• Task objective
Copy each line of the entries below without any changes.

• Extracted information
* * * *
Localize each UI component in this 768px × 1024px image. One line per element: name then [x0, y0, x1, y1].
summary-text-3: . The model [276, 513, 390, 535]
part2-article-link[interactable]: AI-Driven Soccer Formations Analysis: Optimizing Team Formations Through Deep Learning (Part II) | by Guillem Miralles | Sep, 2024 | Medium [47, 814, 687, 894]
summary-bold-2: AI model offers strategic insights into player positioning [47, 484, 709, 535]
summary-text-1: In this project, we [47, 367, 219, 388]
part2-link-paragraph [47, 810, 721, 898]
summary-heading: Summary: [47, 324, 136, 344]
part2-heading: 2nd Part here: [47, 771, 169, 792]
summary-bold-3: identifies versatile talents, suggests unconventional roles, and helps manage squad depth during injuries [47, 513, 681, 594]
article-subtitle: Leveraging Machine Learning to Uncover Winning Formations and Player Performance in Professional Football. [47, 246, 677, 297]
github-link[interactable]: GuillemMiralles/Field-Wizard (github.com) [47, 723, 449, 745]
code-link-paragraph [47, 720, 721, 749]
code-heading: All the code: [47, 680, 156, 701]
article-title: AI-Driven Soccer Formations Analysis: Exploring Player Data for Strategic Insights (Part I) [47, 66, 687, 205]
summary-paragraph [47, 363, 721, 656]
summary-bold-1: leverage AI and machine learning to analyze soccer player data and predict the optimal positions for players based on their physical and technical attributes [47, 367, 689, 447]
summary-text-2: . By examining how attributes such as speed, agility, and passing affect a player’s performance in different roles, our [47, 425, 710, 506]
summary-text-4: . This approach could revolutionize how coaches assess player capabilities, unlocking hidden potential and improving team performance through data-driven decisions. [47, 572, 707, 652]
* * * *
• Solution below
Localize each UI component in this 768px × 1024px image. One line per element: name then [x0, y0, x1, y1].
summary-text-3: . The model [276, 513, 390, 535]
part2-article-link[interactable]: AI-Driven Soccer Formations Analysis: Optimizing Team Formations Through Deep Learning (Part II) | by Guillem Miralles | Sep, 2024 | Medium [47, 814, 687, 894]
summary-bold-2: AI model offers strategic insights into player positioning [47, 484, 709, 535]
summary-text-1: In this project, we [47, 367, 219, 388]
part2-link-paragraph [47, 810, 721, 898]
summary-heading: Summary: [47, 324, 136, 344]
part2-heading: 2nd Part here: [47, 771, 169, 792]
summary-bold-3: identifies versatile talents, suggests unconventional roles, and helps manage squad depth during injuries [47, 513, 681, 594]
article-subtitle: Leveraging Machine Learning to Uncover Winning Formations and Player Performance in Professional Football. [47, 246, 677, 297]
github-link[interactable]: GuillemMiralles/Field-Wizard (github.com) [47, 723, 449, 745]
code-link-paragraph [47, 720, 721, 749]
code-heading: All the code: [47, 680, 156, 701]
article-title: AI-Driven Soccer Formations Analysis: Exploring Player Data for Strategic Insights (Part I) [47, 66, 687, 205]
summary-paragraph [47, 363, 721, 656]
summary-bold-1: leverage AI and machine learning to analyze soccer player data and predict the optimal positions for players based on their physical and technical attributes [47, 367, 689, 447]
summary-text-2: . By examining how attributes such as speed, agility, and passing affect a player’s performance in different roles, our [47, 425, 710, 506]
summary-text-4: . This approach could revolutionize how coaches assess player capabilities, unlocking hidden potential and improving team performance through data-driven decisions. [47, 572, 707, 652]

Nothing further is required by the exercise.